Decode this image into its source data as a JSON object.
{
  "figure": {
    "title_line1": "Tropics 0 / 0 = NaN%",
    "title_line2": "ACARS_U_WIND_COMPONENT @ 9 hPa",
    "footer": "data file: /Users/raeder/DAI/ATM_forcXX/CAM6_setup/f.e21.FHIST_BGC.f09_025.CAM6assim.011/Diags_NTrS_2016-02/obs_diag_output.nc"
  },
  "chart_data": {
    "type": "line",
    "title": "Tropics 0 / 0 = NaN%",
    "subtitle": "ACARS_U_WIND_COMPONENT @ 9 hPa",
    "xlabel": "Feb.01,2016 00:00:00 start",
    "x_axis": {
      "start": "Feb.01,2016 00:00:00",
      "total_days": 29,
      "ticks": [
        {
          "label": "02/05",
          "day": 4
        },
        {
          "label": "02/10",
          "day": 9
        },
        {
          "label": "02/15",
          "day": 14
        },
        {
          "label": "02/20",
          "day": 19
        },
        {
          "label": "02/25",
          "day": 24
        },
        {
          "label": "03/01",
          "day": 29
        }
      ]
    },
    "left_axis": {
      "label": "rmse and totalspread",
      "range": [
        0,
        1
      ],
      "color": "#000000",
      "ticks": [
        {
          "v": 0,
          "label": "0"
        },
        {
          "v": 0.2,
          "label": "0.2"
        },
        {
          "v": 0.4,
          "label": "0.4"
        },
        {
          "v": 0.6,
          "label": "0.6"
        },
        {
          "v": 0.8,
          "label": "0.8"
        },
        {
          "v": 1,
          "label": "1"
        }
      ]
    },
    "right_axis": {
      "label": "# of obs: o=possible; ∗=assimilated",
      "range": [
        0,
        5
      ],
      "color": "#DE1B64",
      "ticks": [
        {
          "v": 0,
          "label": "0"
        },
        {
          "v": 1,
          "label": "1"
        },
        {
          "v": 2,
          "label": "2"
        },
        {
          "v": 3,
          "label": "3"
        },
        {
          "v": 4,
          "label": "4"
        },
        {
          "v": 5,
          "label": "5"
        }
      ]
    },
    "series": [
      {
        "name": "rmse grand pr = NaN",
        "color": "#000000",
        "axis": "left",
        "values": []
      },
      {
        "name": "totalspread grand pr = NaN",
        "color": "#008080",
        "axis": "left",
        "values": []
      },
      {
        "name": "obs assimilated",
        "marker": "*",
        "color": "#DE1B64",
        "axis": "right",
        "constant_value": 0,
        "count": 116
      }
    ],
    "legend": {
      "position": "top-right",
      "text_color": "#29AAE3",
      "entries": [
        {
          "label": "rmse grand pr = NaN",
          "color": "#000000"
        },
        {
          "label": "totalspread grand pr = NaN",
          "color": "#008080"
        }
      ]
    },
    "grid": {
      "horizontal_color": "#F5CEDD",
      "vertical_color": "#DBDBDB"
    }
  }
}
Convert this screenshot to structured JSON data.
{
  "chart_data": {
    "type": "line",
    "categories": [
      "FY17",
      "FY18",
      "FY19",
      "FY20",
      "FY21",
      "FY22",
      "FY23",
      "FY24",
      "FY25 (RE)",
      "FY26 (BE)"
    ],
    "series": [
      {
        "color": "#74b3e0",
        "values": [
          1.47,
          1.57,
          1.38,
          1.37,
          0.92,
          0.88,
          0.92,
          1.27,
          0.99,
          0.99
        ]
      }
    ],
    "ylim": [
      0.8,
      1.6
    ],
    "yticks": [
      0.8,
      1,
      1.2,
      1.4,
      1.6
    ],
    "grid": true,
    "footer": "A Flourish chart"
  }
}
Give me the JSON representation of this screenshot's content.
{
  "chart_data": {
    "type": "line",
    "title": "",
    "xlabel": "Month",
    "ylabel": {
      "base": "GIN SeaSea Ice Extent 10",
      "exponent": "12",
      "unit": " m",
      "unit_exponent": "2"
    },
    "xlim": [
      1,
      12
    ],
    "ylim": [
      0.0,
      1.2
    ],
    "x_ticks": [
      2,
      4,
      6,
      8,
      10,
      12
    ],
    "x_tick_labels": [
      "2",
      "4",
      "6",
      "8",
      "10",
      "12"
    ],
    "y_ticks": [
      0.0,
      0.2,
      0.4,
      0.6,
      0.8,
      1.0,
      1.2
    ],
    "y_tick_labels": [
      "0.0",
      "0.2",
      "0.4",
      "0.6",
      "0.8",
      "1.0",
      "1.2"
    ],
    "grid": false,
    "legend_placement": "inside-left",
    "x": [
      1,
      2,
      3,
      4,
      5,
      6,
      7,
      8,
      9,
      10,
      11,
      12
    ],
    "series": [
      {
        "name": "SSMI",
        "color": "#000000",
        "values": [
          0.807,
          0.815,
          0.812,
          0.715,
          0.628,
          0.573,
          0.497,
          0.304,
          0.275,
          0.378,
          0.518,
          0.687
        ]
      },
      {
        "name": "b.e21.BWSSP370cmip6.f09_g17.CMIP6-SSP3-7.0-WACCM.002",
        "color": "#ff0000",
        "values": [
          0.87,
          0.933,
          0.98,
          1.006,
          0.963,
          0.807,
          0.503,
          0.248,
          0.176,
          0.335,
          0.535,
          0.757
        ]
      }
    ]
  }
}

^^^^^^^^

Given task » Look over the records above and copy each line that includes the string "name".

Expected answer »
        "name": "rmse grand pr = NaN",
        "name": "totalspread grand pr = NaN",
        "name": "obs assimilated",
        "name": "SSMI",
        "name": "b.e21.BWSSP370cmip6.f09_g17.CMIP6-SSP3-7.0-WACCM.002",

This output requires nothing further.